(Data excerpts)
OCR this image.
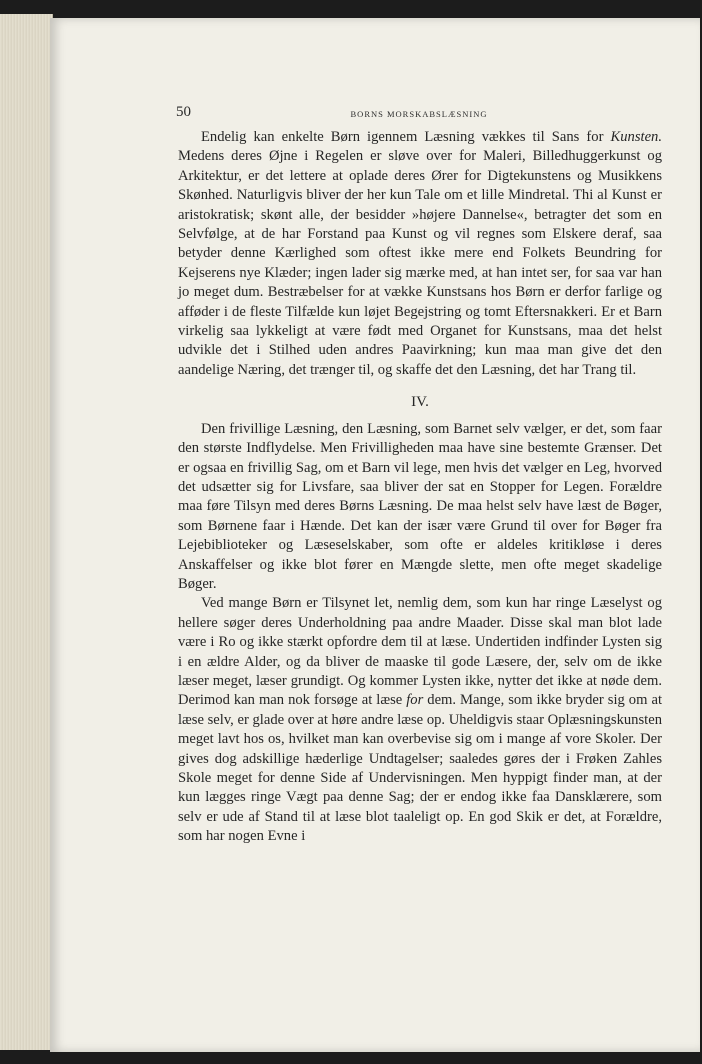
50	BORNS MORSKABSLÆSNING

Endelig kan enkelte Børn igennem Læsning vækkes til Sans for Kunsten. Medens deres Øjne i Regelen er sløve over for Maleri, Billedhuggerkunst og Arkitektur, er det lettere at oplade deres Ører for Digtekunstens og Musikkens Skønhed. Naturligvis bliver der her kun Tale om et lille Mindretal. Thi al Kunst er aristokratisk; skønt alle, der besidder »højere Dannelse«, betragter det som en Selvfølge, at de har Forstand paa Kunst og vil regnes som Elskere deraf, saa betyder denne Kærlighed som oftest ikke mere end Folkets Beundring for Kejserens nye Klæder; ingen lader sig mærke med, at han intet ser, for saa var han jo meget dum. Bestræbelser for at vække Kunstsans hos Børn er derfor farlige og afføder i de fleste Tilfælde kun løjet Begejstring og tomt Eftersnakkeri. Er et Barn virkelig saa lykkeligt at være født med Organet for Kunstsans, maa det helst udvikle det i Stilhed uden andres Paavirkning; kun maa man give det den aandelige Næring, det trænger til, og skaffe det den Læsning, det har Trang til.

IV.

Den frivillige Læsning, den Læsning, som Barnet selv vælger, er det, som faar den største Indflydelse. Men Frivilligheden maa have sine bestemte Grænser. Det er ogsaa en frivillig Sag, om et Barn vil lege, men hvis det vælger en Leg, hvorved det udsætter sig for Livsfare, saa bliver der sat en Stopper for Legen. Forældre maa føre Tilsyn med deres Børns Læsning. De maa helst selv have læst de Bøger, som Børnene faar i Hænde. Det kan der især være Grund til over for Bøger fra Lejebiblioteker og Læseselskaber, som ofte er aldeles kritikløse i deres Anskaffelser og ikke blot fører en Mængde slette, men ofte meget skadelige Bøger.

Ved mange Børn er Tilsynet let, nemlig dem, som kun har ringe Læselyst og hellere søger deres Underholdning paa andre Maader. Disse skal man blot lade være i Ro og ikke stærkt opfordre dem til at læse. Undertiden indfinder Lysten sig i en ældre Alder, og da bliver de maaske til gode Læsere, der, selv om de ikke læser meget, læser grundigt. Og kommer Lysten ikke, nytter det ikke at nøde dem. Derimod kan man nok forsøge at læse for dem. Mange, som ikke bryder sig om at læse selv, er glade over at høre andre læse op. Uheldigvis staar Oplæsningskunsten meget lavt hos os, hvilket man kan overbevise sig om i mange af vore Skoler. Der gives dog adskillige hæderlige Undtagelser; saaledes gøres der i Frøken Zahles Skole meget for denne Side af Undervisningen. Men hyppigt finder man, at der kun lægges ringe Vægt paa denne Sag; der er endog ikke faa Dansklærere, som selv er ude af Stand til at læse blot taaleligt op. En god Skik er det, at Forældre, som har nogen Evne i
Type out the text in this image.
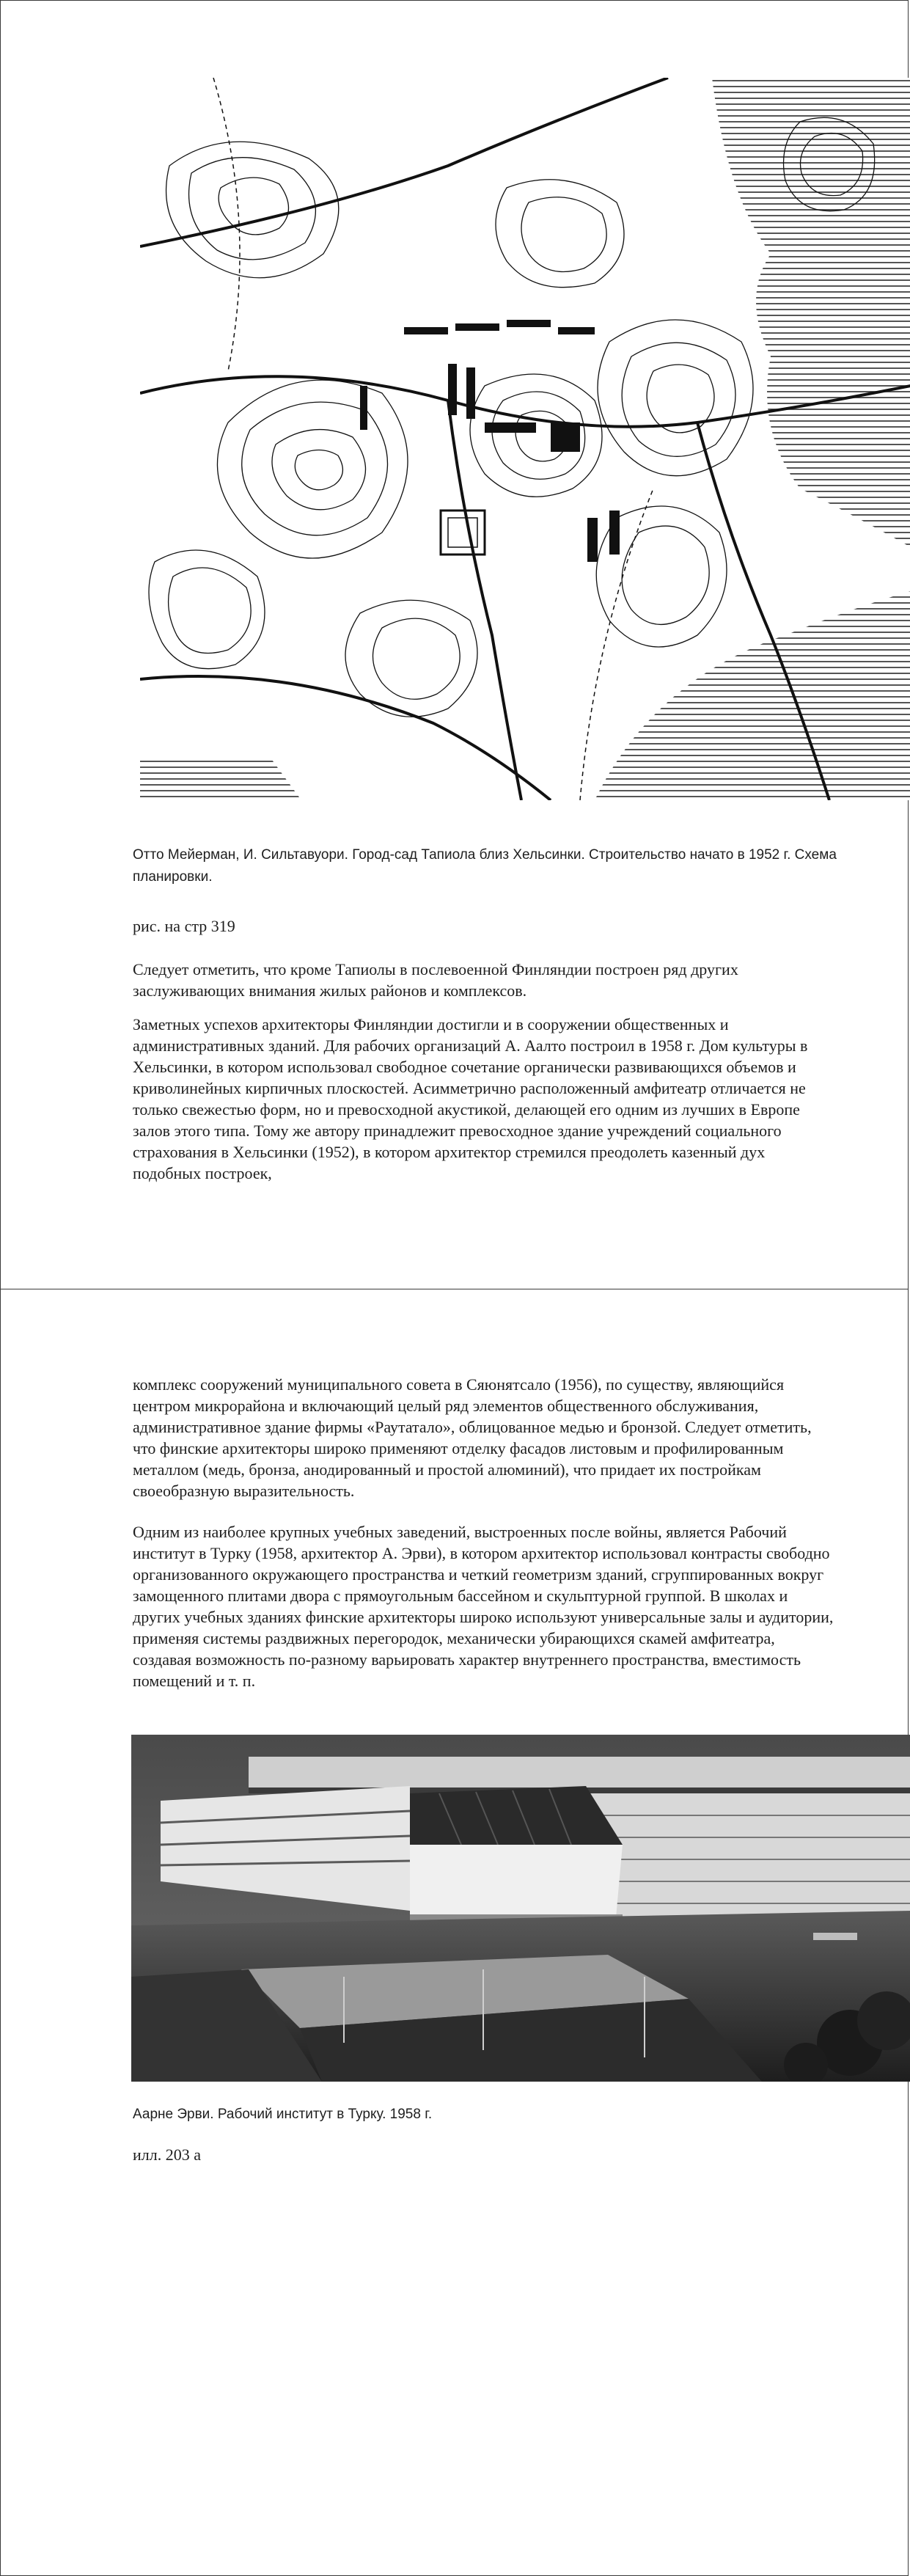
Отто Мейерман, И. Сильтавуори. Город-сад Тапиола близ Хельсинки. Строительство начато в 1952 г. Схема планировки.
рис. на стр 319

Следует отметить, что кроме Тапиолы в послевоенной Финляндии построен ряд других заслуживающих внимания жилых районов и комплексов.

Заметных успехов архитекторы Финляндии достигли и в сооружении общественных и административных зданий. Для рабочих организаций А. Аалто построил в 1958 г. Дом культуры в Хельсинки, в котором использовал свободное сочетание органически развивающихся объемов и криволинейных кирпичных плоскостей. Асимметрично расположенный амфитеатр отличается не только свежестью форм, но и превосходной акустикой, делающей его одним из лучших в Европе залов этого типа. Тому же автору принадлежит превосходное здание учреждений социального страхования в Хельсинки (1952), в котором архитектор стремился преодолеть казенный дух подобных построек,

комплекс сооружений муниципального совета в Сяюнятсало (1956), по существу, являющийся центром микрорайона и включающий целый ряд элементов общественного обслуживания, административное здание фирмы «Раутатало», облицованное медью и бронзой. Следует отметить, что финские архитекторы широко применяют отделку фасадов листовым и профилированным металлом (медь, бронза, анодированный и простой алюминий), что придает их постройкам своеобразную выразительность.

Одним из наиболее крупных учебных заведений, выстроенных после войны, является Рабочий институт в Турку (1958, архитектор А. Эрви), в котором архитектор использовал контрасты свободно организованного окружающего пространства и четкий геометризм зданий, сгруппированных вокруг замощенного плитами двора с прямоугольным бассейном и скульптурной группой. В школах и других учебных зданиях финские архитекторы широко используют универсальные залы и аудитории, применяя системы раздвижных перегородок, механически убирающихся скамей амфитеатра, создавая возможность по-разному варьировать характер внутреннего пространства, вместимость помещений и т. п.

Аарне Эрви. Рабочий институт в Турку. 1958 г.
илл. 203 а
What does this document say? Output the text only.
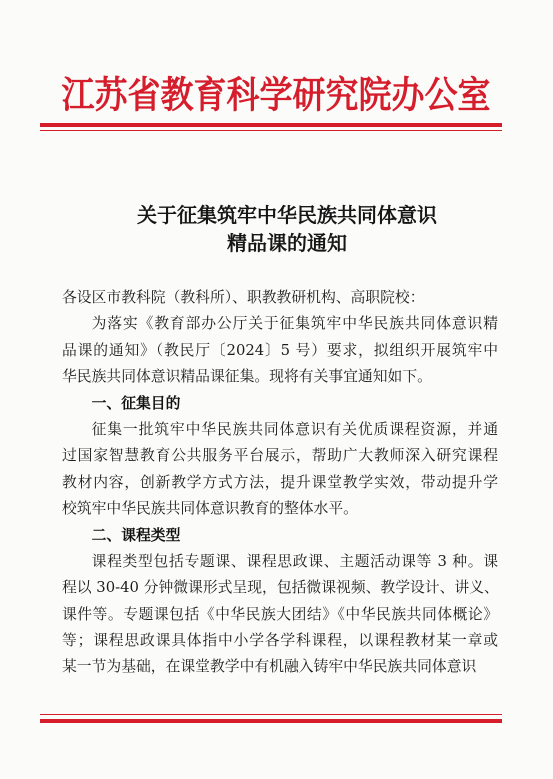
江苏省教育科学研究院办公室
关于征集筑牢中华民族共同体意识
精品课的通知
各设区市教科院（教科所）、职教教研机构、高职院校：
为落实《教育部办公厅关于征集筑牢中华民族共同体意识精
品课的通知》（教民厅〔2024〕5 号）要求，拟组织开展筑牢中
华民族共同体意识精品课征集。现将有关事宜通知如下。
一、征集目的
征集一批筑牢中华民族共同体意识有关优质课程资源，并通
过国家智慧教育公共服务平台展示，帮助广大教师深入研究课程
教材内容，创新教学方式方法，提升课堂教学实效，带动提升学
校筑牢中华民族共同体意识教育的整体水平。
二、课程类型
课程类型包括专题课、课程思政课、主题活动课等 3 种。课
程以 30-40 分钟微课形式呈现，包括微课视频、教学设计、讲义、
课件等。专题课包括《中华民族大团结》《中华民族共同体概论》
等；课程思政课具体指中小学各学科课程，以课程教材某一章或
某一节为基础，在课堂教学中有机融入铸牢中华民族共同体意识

> TASK BRIEF: From the listing above, copy all lines holding the word "this".

> SOLUTION TO THE EXERCISE:
OCR this image.
Type out the text in this image.
What does this document say? Output the text only.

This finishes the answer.